> _Текст_:
□ □ □ □

Новости Северодвинска и Архангельской области

Картошка по-солдатски

30.11.2016
Изменить размер шрифта
Фото vmirelady.ru

За овражком, что рассекает Горную улицу, как противотанковый ров, второй дом по правую руку за мостком - Василия Сидоровича. Тридцать лет он живёт тут безвыездно, а теперь и безвылазно: куда подашься на одной ноге, если за плечами давно за семьдесят?

Горит печь. Поплескивает красными языками в расползающиеся сумерки, постреливает золотыми брошками-застежками, разлетаются они сизыми осколками, напоминая старому солдату о жарких боях, о веселых и тяжких походах, о том, что уже отошло туда, откуда никакой кочергой не выгребешь. А ведь был и он — конём не 
стоптать, солдат был, богатырь! Картошку и сейчас варит по-солдатски.

— Ты знаешь, как варить правильно? - спрашивает он, улыбаясь из седой щетины и поблескивая полынно-сизыми глазками. - Дюже чисто не мой. Там, разными щеточками, как пишут, мочалочками не три. Нужно, чтобы землей немножечко припахивала. Разрежь. Соли покруче, не бойся. И — в пыл. Люблю с разварочки, рассыпчатую! А лапша, там, разные каши — хоть перловка, хоть и гречка - приедаются. Даже яблоки. День поешь, два, а там... А картошка — никогда. Что за фрукт такой?! Теперь как живём? Слава богу, есть что жевнуть, не то, что в войну или, скажем, в сорок седьмом. Теперь сахару едим больше, чем тогда хлеба.

— Неужели так, Сидорыч?
— А то как же? Скажи сейчас молодым: «карточки» - засмеют, глаза на лоб, подумают, фото, а про хлебные, про рыбные и на всякие крупяные и не слыхали. В Ленинграде: эти самые хлебные по шестьдесят граммов в сутки давали.
— Ну а еще-то чего?
— Шестьдесят граммов — и все. Да кабы хлеб - сухари, наполовину с мышиным говном, позеленевшие, как...
— И не говори...
— Это гражданским. Бывало, стоит очередь у магазина в 3—4 ряда, человек, может, тыща, а то и больше. А радио: «Внимание, граждане! Объявляется воздушная тревога! Всем укрыться в бомбоубежище!» Очередь и не ше-лох-нёт-ся! Тысячи — и не двинутся!  За хлебом под бомбами стояли! Глядим —летят крестатые. Ну, мы, военные — другое дело, а радио: «Приказываем укрыться в бомбоубежище!» И никто! «Что сейчас, — говорят, — умирать, что немного погодя». Немец — бомбить. Наши — по нему, он — по нам. И такая карусель в небе закрутится, такая кутерьма на земле завяжется, что не приведи Бог!

Он помолчал, затряс липовой деревяшкой, достал кисет — и синеватая пелена поплыла по избенке.

□ □ □ □

> _Предоставленные данные_:

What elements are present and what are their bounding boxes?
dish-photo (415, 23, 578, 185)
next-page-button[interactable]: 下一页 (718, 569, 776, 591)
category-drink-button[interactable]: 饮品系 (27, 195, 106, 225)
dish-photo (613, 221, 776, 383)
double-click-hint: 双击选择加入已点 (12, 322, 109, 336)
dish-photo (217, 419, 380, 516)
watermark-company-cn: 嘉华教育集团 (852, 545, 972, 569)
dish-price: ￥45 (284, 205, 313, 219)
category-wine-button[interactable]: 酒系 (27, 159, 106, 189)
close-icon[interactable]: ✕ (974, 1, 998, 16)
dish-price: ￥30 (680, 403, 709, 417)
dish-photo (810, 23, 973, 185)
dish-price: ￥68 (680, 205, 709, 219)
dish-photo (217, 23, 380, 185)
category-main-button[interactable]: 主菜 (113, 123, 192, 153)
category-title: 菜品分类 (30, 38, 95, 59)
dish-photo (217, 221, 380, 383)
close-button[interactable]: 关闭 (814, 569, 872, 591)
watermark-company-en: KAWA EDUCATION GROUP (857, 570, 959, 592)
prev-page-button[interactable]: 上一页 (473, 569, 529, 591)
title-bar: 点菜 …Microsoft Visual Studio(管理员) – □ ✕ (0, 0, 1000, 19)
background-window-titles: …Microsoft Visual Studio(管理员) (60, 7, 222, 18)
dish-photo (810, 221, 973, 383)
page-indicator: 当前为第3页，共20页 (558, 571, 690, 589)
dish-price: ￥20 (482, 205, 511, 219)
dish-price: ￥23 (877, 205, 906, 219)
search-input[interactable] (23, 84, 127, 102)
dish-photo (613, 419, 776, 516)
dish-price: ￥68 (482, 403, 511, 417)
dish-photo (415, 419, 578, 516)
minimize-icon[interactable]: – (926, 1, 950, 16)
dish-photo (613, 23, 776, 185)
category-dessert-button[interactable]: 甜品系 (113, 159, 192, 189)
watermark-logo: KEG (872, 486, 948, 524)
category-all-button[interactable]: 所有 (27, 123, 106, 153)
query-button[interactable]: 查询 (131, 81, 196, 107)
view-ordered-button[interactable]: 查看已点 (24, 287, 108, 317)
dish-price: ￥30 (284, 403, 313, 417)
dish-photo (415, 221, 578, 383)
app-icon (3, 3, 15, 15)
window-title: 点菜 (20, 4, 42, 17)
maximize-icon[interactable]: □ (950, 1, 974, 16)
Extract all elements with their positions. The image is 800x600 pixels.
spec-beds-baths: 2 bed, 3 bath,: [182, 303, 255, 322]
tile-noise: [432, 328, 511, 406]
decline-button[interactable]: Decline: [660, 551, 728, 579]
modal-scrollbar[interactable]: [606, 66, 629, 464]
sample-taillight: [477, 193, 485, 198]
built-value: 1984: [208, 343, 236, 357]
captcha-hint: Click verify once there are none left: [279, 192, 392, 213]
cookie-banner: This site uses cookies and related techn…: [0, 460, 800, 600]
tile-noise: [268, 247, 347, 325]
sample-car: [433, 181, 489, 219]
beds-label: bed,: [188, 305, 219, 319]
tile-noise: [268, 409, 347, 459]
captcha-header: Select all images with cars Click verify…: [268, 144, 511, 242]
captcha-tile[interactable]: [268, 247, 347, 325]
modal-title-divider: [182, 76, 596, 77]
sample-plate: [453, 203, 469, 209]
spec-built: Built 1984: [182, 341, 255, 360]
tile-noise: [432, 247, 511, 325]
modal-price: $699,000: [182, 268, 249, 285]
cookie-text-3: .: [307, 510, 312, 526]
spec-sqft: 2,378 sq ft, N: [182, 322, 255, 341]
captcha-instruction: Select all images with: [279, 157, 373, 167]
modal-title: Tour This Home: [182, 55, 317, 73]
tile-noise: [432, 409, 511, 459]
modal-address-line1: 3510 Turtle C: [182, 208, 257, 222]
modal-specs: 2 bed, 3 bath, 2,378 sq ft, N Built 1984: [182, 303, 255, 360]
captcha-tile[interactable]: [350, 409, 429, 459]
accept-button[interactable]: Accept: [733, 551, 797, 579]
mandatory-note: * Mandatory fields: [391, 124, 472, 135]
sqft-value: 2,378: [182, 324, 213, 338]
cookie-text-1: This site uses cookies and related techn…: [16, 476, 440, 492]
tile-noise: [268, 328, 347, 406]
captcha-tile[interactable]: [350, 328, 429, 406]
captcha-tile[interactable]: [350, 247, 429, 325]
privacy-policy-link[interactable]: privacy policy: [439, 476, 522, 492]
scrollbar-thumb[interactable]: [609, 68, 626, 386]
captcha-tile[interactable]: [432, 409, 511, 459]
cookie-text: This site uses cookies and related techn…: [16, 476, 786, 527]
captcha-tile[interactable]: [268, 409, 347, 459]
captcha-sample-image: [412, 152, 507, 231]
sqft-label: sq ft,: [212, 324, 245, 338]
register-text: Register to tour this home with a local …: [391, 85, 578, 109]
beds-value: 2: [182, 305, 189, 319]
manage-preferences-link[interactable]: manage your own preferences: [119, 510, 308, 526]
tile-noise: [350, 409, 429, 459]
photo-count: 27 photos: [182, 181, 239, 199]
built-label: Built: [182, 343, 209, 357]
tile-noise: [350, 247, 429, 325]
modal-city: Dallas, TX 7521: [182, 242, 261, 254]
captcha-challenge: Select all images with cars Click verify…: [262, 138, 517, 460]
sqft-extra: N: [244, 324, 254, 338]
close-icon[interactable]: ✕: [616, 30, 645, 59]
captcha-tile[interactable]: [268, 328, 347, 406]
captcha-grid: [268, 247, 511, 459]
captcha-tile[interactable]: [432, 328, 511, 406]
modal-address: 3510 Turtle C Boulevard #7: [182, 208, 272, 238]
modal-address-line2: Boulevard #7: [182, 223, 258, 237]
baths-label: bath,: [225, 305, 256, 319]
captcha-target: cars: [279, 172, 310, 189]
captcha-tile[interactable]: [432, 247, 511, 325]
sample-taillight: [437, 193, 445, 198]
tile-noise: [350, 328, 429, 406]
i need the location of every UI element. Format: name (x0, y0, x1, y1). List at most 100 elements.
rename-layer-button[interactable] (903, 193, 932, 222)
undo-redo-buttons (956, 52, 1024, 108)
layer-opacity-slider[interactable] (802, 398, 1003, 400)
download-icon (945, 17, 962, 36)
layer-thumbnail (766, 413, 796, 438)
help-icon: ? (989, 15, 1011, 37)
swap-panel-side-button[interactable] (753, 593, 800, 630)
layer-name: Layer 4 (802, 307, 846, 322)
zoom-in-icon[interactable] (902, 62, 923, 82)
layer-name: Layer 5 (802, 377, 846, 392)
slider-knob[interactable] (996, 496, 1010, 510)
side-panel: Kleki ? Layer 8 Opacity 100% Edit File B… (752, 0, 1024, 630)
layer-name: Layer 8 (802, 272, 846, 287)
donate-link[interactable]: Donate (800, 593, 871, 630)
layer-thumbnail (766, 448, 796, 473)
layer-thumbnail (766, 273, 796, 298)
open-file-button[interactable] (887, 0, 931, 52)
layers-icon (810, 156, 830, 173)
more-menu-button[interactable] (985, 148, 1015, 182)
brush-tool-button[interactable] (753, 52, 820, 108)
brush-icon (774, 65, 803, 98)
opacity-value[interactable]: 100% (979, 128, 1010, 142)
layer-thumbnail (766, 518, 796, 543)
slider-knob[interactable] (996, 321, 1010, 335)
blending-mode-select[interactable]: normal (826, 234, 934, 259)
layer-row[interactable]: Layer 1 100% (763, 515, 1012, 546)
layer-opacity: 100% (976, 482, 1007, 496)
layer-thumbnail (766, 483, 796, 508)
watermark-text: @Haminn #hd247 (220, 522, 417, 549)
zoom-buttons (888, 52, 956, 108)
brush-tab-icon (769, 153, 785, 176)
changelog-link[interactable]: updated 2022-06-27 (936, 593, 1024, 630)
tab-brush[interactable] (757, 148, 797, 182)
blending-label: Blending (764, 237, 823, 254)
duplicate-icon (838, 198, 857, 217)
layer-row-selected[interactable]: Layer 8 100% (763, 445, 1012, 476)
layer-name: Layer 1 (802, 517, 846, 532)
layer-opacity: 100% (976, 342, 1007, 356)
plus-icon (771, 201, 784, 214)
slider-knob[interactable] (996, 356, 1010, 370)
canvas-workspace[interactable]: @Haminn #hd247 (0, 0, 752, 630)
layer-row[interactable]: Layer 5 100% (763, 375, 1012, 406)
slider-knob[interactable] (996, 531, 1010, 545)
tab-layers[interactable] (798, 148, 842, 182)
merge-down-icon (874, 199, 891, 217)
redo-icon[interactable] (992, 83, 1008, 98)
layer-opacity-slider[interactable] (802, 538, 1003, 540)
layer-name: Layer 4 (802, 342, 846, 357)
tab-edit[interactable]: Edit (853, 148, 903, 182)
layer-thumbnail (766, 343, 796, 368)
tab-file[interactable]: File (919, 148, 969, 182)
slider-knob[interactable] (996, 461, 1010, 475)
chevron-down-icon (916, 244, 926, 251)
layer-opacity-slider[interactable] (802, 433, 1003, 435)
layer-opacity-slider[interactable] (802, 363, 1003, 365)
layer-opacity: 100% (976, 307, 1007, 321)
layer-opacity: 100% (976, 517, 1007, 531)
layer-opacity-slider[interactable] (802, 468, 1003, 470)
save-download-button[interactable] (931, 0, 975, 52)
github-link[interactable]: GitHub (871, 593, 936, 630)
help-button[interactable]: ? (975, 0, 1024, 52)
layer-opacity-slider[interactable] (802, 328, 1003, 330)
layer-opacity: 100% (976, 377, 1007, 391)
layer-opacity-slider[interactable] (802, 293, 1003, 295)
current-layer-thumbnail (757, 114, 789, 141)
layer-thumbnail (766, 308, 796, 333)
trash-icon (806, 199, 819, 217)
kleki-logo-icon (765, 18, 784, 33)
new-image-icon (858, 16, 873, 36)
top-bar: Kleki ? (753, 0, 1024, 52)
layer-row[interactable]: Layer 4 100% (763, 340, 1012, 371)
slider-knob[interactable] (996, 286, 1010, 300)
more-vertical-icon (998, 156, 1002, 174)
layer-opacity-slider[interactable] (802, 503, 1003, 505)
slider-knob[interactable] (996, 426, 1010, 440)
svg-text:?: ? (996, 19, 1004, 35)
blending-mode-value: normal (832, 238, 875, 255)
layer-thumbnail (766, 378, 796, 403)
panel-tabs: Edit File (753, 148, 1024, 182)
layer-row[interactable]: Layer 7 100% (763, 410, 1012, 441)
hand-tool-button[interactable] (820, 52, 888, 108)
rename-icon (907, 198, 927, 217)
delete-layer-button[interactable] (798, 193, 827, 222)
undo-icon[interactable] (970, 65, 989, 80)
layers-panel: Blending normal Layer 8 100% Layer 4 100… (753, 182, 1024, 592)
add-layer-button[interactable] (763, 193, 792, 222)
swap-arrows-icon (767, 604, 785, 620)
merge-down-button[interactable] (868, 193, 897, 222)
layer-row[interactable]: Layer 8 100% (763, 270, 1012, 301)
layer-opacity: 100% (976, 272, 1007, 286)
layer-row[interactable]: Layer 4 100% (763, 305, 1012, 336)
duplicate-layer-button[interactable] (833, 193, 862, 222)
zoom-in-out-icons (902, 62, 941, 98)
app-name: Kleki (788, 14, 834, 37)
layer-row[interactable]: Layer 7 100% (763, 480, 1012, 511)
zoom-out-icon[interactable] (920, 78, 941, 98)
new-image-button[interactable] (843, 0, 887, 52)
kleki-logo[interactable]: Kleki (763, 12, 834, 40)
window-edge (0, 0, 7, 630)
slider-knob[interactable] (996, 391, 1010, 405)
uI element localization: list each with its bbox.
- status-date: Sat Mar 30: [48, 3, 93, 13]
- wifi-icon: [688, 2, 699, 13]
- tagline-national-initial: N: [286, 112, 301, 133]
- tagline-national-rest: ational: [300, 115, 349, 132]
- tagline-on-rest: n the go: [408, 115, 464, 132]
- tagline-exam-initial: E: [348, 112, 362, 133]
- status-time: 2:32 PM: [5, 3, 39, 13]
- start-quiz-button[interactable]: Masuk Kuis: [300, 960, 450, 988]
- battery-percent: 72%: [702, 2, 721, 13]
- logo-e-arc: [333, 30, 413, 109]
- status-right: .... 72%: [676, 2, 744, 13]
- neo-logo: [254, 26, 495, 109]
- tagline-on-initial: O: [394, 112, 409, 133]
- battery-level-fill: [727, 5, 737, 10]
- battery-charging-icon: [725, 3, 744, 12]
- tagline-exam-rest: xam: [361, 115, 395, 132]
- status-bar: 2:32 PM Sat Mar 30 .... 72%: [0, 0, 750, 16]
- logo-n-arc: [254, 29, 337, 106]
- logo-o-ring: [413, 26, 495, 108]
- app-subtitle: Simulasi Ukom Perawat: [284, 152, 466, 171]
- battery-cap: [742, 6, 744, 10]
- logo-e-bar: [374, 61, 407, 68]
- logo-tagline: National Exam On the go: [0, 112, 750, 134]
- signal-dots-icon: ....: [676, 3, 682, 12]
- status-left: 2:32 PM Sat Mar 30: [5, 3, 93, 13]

□ □ □ □

> _Задание 1_:
Ответьте по тексту «Картошка по-солдатски»:
(a) Сколько лет Василий Сидорович живёт на Горной улице?
(b) Сколько граммов хлеба в сутки давали по хлебным карточкам в Ленинграде, по словам Сидорыча?
(c) Что Сидорыч достал, когда помолчал и затряс липовой деревяшкой?
> _Задание 2_: Воспроизведите без изменений фрагмент текста «Картошка по-солдатски»: всё, начиная со слов «Новости Северодвинска и» и вплоть до слов «сейчас варит по-солдатски.».
> _Задание 3_: Перечислите все виды карточек, которые Сидорыч называет в тексте «Картошка по-солдатски».
Данные здесь никакой роли не играют.

> _Правильный ответ 1_:
(a) Тридцать лет.
(b) Шестьдесят граммов.
(c) Кисет.

> _Правильный ответ 2_:
Новости Северодвинска и Архангельской области

Картошка по-солдатски

30.11.2016
Изменить размер шрифта
Фото vmirelady.ru

За овражком, что рассекает Горную улицу, как противотанковый ров, второй дом по правую руку за мостком - Василия Сидоровича. Тридцать лет он живёт тут безвыездно, а теперь и безвылазно: куда подашься на одной ноге, если за плечами давно за семьдесят?

Горит печь. Поплескивает красными языками в расползающиеся сумерки, постреливает золотыми брошками-застежками, разлетаются они сизыми осколками, напоминая старому солдату о жарких боях, о веселых и тяжких походах, о том, что уже отошло туда, откуда никакой кочергой не выгребешь. А ведь был и он — конём не 
стоптать, солдат был, богатырь! Картошку и сейчас варит по-солдатски.

> _Правильный ответ 3_: Хлебные, рыбные, крупяные.